Dataset records
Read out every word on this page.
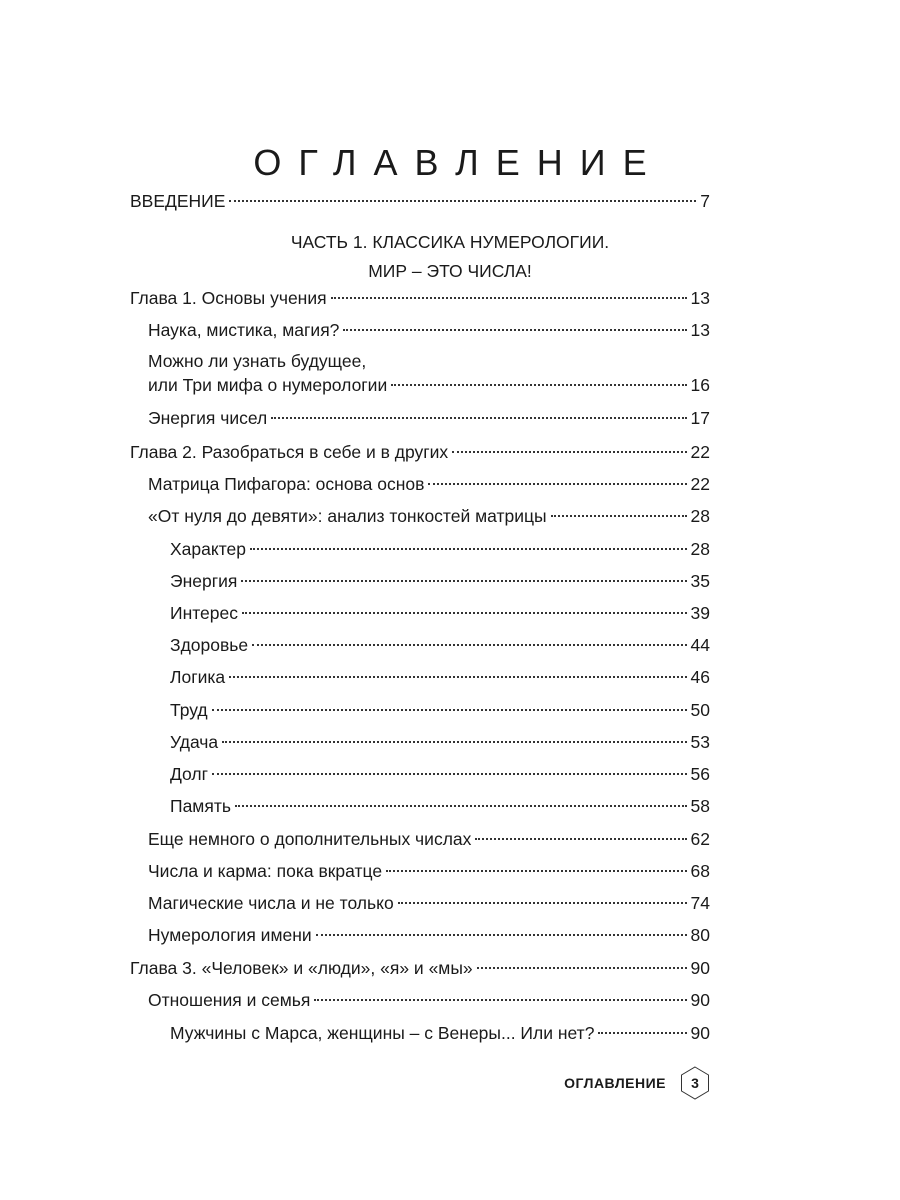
ОГЛАВЛЕНИЕ
ВВЕДЕНИЕ	7
ЧАСТЬ 1. КЛАССИКА НУМЕРОЛОГИИ.
МИР – ЭТО ЧИСЛА!
Глава 1. Основы учения	13
Наука, мистика, магия?	13
Можно ли узнать будущее,
или Три мифа о нумерологии	16
Энергия чисел	17
Глава 2. Разобраться в себе и в других	22
Матрица Пифагора: основа основ	22
«От нуля до девяти»: анализ тонкостей матрицы	28
Характер	28
Энергия	35
Интерес	39
Здоровье	44
Логика	46
Труд	50
Удача	53
Долг	56
Память	58
Еще немного о дополнительных числах	62
Числа и карма: пока вкратце	68
Магические числа и не только	74
Нумерология имени	80
Глава 3. «Человек» и «люди», «я» и «мы»	90
Отношения и семья	90
Мужчины с Марса, женщины – с Венеры... Или нет?	90
ОГЛАВЛЕНИЕ	3
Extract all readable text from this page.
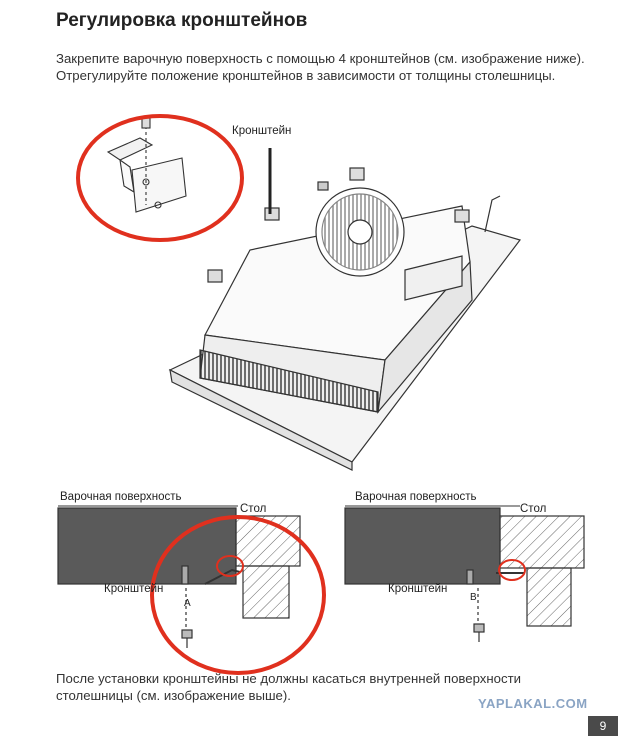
Регулировка кронштейнов
Закрепите варочную поверхность с помощью 4 кронштейнов (см. изображение ниже). Отрегулируйте положение кронштейнов в зависимости от толщины столешницы.
Кронштейн
Варочная поверхность
Стол
Кронштейн
A
Варочная поверхность
Стол
Кронштейн
B
После установки кронштейны не должны касаться внутренней поверхности столешницы (см. изображение выше).
YAPLAKAL.COM
9
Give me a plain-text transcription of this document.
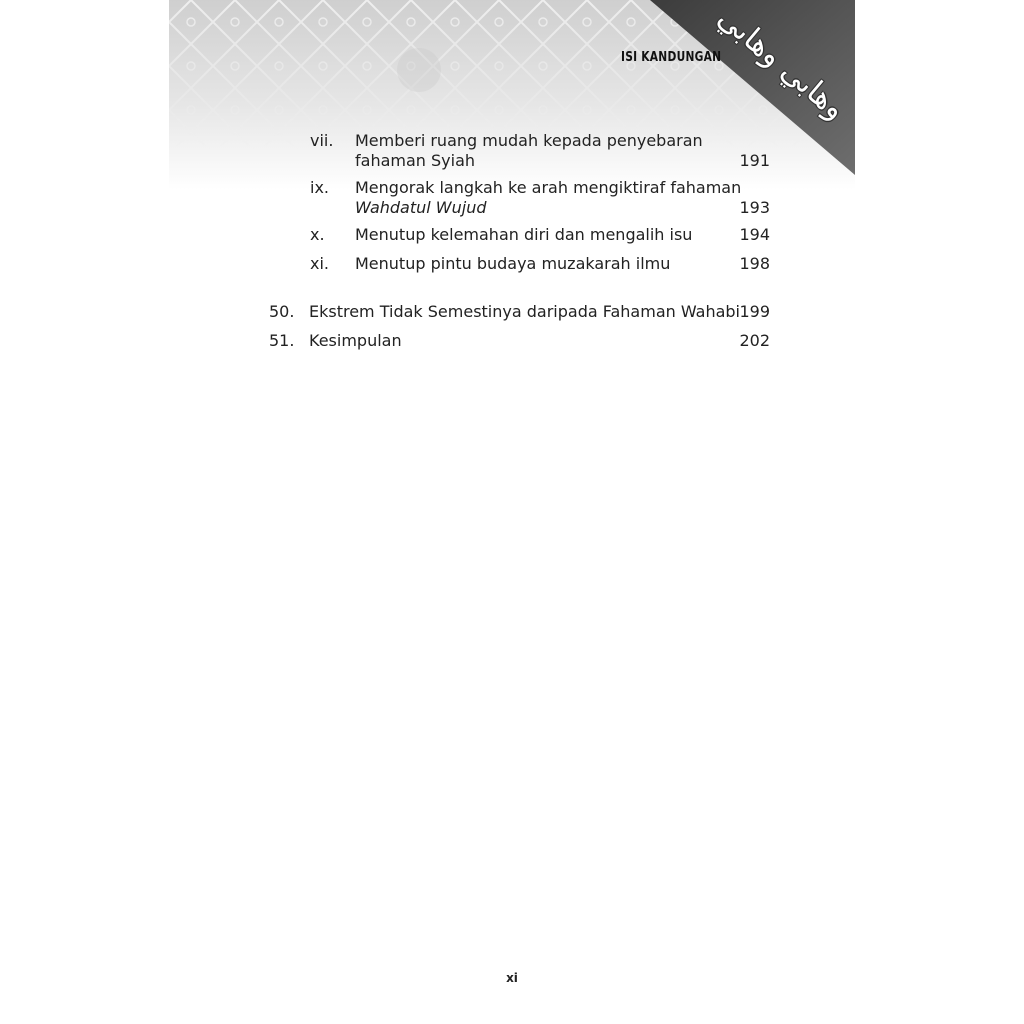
وهابي وهابي
ISI KANDUNGAN
vii. Memberi ruang mudah kepada penyebaran
fahaman Syiah	191
ix. Mengorak langkah ke arah mengiktiraf fahaman
Wahdatul Wujud	193
x. Menutup kelemahan diri dan mengalih isu	194
xi. Menutup pintu budaya muzakarah ilmu	198
50. Ekstrem Tidak Semestinya daripada Fahaman Wahabi 199
51. Kesimpulan	202
xi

Given request
For each line in the data above that contains the string "Глава", extract the line.

Full solution
Глава 1. Основы учения	13
Глава 2. Разобраться в себе и в других	22
Глава 3. «Человек» и «люди», «я» и «мы»	90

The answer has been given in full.